● Set task:
Return the number of lines that contain the word "Saint", and return nothing else.

[Data extracted from a collection]
- - - - -
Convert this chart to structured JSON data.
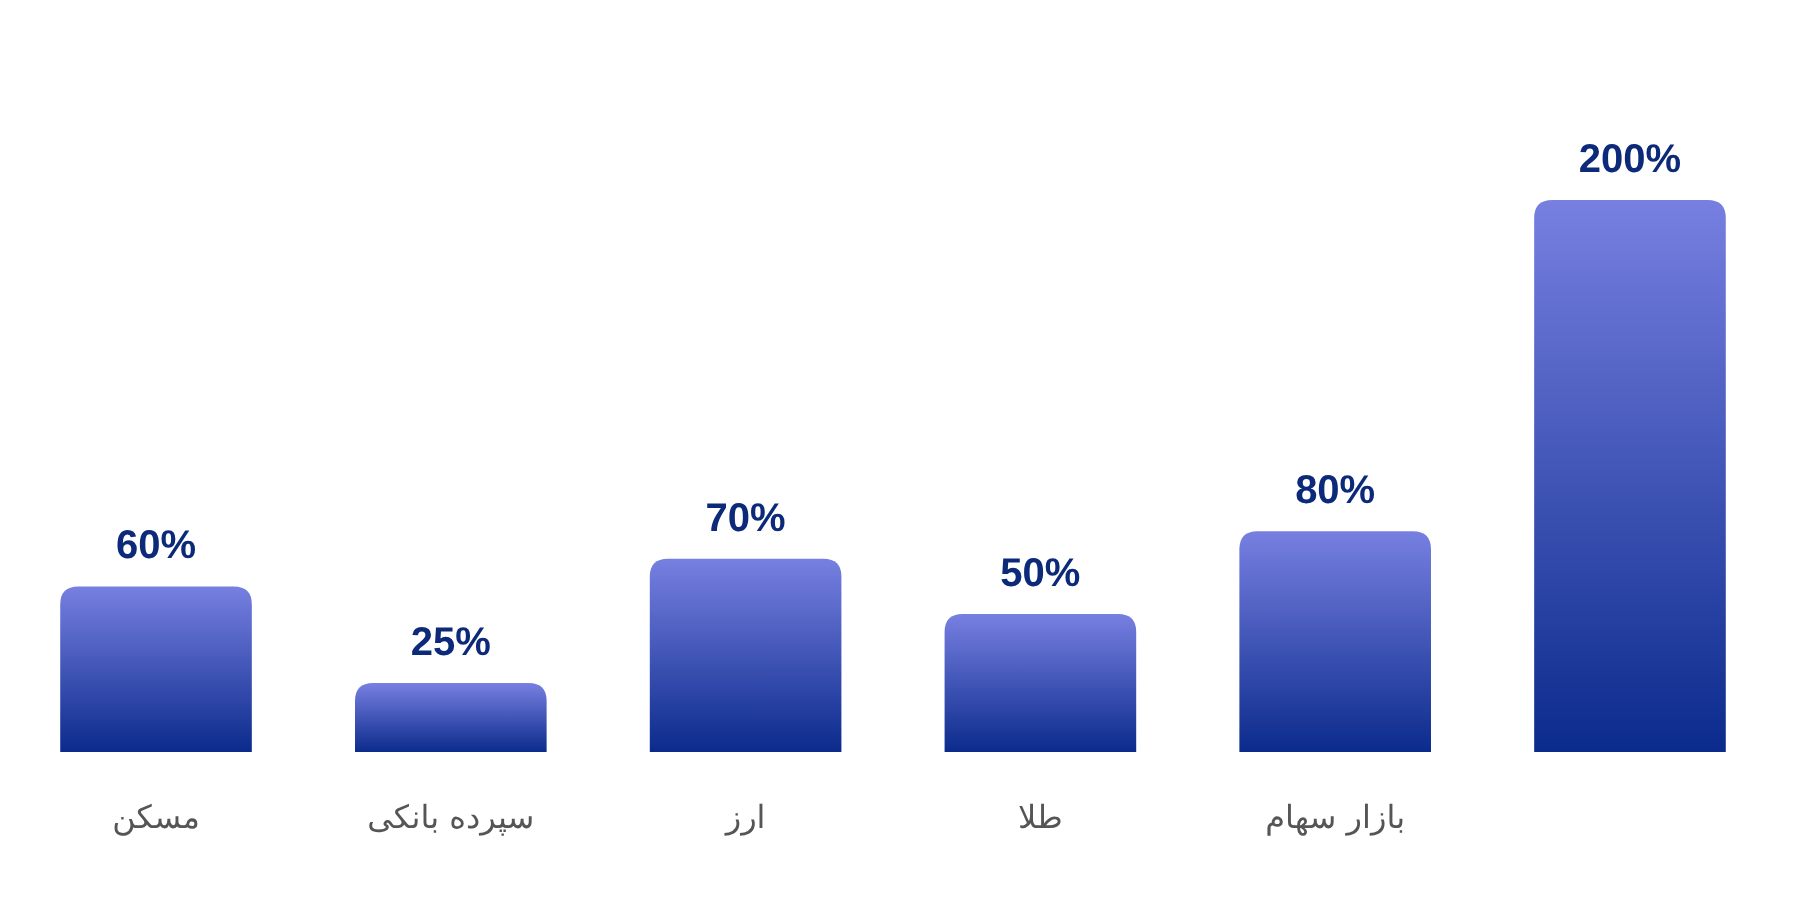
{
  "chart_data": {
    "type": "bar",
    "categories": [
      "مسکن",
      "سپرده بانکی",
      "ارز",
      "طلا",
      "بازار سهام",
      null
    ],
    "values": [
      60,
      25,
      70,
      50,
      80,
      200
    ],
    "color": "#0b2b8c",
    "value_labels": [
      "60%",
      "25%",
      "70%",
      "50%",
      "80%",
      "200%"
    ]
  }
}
- - - - -
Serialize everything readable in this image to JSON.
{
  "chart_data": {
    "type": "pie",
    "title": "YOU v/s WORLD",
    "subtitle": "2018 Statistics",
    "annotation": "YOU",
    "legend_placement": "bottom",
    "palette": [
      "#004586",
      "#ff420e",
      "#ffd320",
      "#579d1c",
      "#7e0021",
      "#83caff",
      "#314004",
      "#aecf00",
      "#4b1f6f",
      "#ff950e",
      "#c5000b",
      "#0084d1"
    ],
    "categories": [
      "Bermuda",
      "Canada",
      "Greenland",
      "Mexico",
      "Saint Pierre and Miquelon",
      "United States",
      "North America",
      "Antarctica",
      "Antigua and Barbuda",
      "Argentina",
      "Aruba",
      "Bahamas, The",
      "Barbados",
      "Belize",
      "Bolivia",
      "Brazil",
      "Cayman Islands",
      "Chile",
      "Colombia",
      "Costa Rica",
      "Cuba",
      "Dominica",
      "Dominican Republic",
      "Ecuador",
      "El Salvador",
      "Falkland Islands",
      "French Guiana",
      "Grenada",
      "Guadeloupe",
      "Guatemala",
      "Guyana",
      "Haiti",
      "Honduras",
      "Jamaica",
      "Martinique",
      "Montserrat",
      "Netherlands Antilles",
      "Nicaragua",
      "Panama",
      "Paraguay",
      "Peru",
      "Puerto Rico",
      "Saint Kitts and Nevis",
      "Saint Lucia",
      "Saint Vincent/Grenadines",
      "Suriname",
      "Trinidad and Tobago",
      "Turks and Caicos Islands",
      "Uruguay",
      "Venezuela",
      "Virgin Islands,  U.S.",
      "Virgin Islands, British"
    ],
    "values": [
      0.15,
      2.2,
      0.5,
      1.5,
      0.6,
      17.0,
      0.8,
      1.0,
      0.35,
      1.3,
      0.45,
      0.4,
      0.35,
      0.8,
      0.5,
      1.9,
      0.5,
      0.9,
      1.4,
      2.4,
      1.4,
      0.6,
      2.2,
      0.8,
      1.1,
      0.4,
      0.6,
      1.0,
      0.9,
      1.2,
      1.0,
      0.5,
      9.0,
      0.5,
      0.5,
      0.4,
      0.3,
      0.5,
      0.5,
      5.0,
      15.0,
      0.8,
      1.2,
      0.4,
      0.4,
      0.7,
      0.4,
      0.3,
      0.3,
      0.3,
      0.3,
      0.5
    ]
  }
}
- - - - -
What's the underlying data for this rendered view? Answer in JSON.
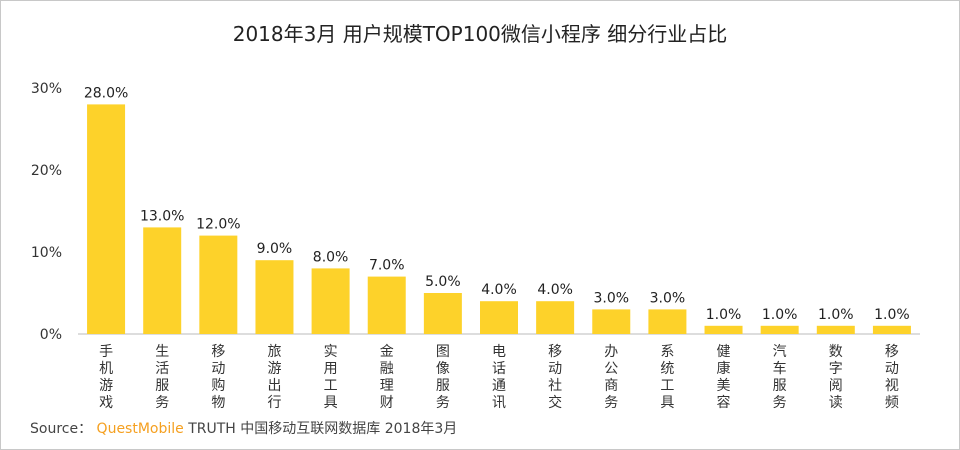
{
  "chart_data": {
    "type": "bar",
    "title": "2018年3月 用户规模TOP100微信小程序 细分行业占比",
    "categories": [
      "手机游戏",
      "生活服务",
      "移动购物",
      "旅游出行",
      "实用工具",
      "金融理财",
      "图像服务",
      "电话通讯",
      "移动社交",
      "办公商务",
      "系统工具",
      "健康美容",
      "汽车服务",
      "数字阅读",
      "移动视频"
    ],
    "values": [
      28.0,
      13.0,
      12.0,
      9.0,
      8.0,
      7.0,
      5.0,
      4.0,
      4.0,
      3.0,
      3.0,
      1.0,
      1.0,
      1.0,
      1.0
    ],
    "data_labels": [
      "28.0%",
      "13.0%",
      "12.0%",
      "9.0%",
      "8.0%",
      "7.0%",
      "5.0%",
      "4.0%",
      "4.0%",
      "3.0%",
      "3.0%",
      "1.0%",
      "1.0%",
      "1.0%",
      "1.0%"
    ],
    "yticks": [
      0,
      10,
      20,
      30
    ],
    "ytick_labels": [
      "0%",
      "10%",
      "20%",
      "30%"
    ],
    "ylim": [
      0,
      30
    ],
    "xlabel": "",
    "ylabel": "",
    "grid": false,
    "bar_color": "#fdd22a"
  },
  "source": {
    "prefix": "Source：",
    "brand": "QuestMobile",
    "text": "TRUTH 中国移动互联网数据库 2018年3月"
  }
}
- - - - -
● Result for this exercise:
4